Data items:
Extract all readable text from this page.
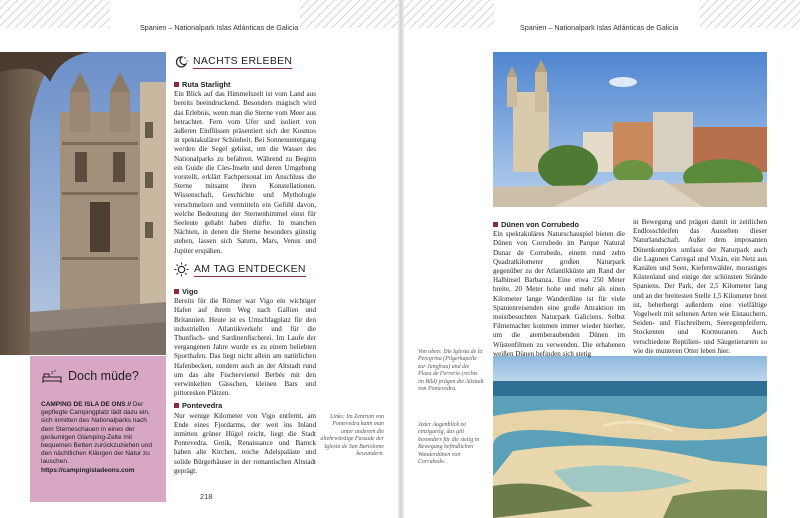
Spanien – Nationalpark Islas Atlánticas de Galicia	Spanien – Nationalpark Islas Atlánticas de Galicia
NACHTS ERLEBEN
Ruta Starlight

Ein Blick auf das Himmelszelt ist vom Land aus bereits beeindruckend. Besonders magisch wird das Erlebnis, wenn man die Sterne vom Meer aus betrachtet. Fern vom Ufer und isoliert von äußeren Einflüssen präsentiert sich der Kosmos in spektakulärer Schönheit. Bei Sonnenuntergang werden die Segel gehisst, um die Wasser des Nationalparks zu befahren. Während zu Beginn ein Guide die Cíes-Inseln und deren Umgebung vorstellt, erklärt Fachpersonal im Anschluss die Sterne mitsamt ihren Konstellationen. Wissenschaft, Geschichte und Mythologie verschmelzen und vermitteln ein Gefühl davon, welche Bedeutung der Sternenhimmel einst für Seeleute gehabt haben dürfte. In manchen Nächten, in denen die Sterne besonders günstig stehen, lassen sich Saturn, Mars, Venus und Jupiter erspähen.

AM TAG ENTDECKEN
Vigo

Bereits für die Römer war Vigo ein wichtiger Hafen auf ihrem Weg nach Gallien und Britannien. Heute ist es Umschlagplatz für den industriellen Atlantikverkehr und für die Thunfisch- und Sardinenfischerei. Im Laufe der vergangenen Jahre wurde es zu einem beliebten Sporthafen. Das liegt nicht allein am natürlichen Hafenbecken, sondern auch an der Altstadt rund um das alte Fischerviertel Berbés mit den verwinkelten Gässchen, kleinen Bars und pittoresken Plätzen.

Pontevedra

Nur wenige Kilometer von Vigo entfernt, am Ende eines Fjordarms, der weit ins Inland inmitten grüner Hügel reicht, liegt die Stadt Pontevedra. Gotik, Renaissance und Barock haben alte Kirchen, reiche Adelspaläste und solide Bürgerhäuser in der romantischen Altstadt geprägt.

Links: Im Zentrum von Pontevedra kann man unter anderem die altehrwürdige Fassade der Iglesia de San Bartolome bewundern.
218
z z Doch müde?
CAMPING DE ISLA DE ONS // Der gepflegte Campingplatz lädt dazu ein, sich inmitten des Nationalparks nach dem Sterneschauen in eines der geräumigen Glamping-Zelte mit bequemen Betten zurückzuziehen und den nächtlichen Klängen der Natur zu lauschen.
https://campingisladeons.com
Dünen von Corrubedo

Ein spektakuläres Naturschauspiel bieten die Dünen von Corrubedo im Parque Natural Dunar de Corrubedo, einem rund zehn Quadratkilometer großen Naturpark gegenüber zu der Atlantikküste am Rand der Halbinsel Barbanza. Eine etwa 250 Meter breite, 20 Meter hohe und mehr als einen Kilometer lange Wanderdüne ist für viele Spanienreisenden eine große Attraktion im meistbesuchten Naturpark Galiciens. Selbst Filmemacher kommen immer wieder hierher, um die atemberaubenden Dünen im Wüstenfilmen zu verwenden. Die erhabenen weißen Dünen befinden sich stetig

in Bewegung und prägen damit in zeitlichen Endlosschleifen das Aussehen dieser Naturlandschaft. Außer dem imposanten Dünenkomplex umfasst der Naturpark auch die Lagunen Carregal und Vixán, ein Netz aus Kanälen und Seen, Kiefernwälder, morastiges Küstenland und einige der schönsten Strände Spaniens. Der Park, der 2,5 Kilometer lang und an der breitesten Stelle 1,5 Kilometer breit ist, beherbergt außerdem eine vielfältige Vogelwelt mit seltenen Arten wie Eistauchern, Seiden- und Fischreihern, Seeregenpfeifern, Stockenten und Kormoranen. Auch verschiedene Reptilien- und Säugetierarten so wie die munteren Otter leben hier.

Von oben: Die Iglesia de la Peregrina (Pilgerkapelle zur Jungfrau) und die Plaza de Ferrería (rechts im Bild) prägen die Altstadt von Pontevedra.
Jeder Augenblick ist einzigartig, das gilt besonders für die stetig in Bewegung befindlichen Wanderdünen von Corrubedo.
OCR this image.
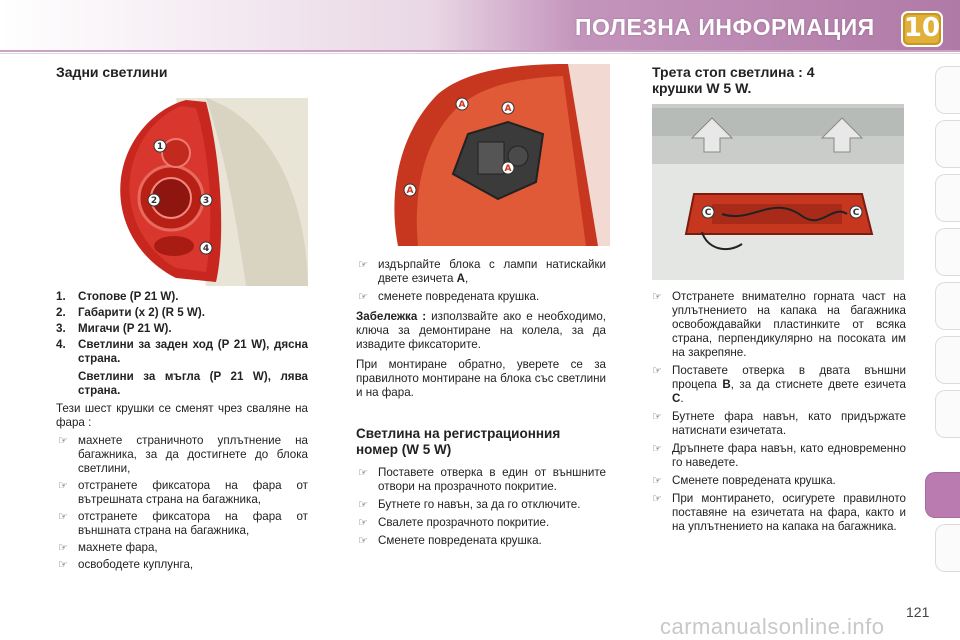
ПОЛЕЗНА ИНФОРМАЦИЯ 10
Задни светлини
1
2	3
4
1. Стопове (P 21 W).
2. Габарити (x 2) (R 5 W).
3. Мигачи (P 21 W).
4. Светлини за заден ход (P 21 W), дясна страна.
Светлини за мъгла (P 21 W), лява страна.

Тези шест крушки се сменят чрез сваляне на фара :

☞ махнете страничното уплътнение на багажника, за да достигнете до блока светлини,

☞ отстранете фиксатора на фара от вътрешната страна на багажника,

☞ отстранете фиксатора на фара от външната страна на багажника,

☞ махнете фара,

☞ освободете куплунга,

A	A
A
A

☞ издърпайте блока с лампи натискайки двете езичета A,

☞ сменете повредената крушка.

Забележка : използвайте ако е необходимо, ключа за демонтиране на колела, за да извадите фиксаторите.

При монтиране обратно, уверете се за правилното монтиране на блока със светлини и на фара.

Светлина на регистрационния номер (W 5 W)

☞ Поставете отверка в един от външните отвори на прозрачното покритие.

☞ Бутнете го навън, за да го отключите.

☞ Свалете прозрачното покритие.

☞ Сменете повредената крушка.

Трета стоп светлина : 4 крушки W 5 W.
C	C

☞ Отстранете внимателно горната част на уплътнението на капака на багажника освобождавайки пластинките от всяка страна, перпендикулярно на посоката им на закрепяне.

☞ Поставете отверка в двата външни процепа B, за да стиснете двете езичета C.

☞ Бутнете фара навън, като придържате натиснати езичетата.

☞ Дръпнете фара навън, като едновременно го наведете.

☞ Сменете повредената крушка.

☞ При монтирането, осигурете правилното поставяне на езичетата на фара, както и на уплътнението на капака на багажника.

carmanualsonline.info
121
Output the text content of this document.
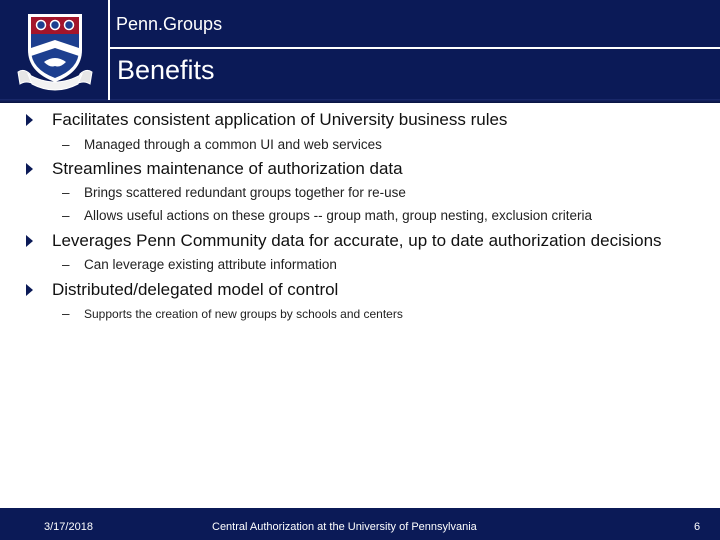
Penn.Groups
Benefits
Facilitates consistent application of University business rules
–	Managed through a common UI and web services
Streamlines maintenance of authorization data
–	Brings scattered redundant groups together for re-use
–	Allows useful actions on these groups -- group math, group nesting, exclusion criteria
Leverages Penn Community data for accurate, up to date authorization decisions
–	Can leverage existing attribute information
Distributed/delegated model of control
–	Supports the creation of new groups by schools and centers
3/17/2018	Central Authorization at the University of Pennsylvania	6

*Problem statement*:
Omit the pictures and output all of the other material exactly.

*Solution for this exercise*:
Extract all readable text from this page.
Spanien – Nationalpark Islas Atlánticas de Galicia	Spanien – Nationalpark Islas Atlánticas de Galicia
NACHTS ERLEBEN
Ruta Starlight

Ein Blick auf das Himmelszelt ist vom Land aus bereits beeindruckend. Besonders magisch wird das Erlebnis, wenn man die Sterne vom Meer aus betrachtet. Fern vom Ufer und isoliert von äußeren Einflüssen präsentiert sich der Kosmos in spektakulärer Schönheit. Bei Sonnenuntergang werden die Segel gehisst, um die Wasser des Nationalparks zu befahren. Während zu Beginn ein Guide die Cíes-Inseln und deren Umgebung vorstellt, erklärt Fachpersonal im Anschluss die Sterne mitsamt ihren Konstellationen. Wissenschaft, Geschichte und Mythologie verschmelzen und vermitteln ein Gefühl davon, welche Bedeutung der Sternenhimmel einst für Seeleute gehabt haben dürfte. In manchen Nächten, in denen die Sterne besonders günstig stehen, lassen sich Saturn, Mars, Venus und Jupiter erspähen.

AM TAG ENTDECKEN
Vigo

Bereits für die Römer war Vigo ein wichtiger Hafen auf ihrem Weg nach Gallien und Britannien. Heute ist es Umschlagplatz für den industriellen Atlantikverkehr und für die Thunfisch- und Sardinenfischerei. Im Laufe der vergangenen Jahre wurde es zu einem beliebten Sporthafen. Das liegt nicht allein am natürlichen Hafenbecken, sondern auch an der Altstadt rund um das alte Fischerviertel Berbés mit den verwinkelten Gässchen, kleinen Bars und pittoresken Plätzen.

Pontevedra

Nur wenige Kilometer von Vigo entfernt, am Ende eines Fjordarms, der weit ins Inland inmitten grüner Hügel reicht, liegt die Stadt Pontevedra. Gotik, Renaissance und Barock haben alte Kirchen, reiche Adelspaläste und solide Bürgerhäuser in der romantischen Altstadt geprägt.

Links: Im Zentrum von Pontevedra kann man unter anderem die altehrwürdige Fassade der Iglesia de San Bartolome bewundern.
218
z z Doch müde?
CAMPING DE ISLA DE ONS // Der gepflegte Campingplatz lädt dazu ein, sich inmitten des Nationalparks nach dem Sterneschauen in eines der geräumigen Glamping-Zelte mit bequemen Betten zurückzuziehen und den nächtlichen Klängen der Natur zu lauschen.
https://campingisladeons.com
Dünen von Corrubedo

Ein spektakuläres Naturschauspiel bieten die Dünen von Corrubedo im Parque Natural Dunar de Corrubedo, einem rund zehn Quadratkilometer großen Naturpark gegenüber zu der Atlantikküste am Rand der Halbinsel Barbanza. Eine etwa 250 Meter breite, 20 Meter hohe und mehr als einen Kilometer lange Wanderdüne ist für viele Spanienreisenden eine große Attraktion im meistbesuchten Naturpark Galiciens. Selbst Filmemacher kommen immer wieder hierher, um die atemberaubenden Dünen im Wüstenfilmen zu verwenden. Die erhabenen weißen Dünen befinden sich stetig

in Bewegung und prägen damit in zeitlichen Endlosschleifen das Aussehen dieser Naturlandschaft. Außer dem imposanten Dünenkomplex umfasst der Naturpark auch die Lagunen Carregal und Vixán, ein Netz aus Kanälen und Seen, Kiefernwälder, morastiges Küstenland und einige der schönsten Strände Spaniens. Der Park, der 2,5 Kilometer lang und an der breitesten Stelle 1,5 Kilometer breit ist, beherbergt außerdem eine vielfältige Vogelwelt mit seltenen Arten wie Eistauchern, Seiden- und Fischreihern, Seeregenpfeifern, Stockenten und Kormoranen. Auch verschiedene Reptilien- und Säugetierarten so wie die munteren Otter leben hier.

Von oben: Die Iglesia de la Peregrina (Pilgerkapelle zur Jungfrau) und die Plaza de Ferrería (rechts im Bild) prägen die Altstadt von Pontevedra.
Jeder Augenblick ist einzigartig, das gilt besonders für die stetig in Bewegung befindlichen Wanderdünen von Corrubedo.
OCR this image.
ПОЛЕЗНА ИНФОРМАЦИЯ 10
Задни светлини
1
2	3
4
1. Стопове (P 21 W).
2. Габарити (x 2) (R 5 W).
3. Мигачи (P 21 W).
4. Светлини за заден ход (P 21 W), дясна страна.
Светлини за мъгла (P 21 W), лява страна.

Тези шест крушки се сменят чрез сваляне на фара :

☞ махнете страничното уплътнение на багажника, за да достигнете до блока светлини,

☞ отстранете фиксатора на фара от вътрешната страна на багажника,

☞ отстранете фиксатора на фара от външната страна на багажника,

☞ махнете фара,

☞ освободете куплунга,

A	A
A
A

☞ издърпайте блока с лампи натискайки двете езичета A,

☞ сменете повредената крушка.

Забележка : използвайте ако е необходимо, ключа за демонтиране на колела, за да извадите фиксаторите.

При монтиране обратно, уверете се за правилното монтиране на блока със светлини и на фара.

Светлина на регистрационния номер (W 5 W)

☞ Поставете отверка в един от външните отвори на прозрачното покритие.

☞ Бутнете го навън, за да го отключите.

☞ Свалете прозрачното покритие.

☞ Сменете повредената крушка.

Трета стоп светлина : 4 крушки W 5 W.
C	C

☞ Отстранете внимателно горната част на уплътнението на капака на багажника освобождавайки пластинките от всяка страна, перпендикулярно на посоката им на закрепяне.

☞ Поставете отверка в двата външни процепа B, за да стиснете двете езичета C.

☞ Бутнете фара навън, като придържате натиснати езичетата.

☞ Дръпнете фара навън, като едновременно го наведете.

☞ Сменете повредената крушка.

☞ При монтирането, осигурете правилното поставяне на езичетата на фара, както и на уплътнението на капака на багажника.

carmanualsonline.info
121
Output the text content of this document.
Penn.Groups
Benefits
Facilitates consistent application of University business rules
–	Managed through a common UI and web services
Streamlines maintenance of authorization data
–	Brings scattered redundant groups together for re-use
–	Allows useful actions on these groups -- group math, group nesting, exclusion criteria
Leverages Penn Community data for accurate, up to date authorization decisions
–	Can leverage existing attribute information
Distributed/delegated model of control
–	Supports the creation of new groups by schools and centers
3/17/2018	Central Authorization at the University of Pennsylvania	6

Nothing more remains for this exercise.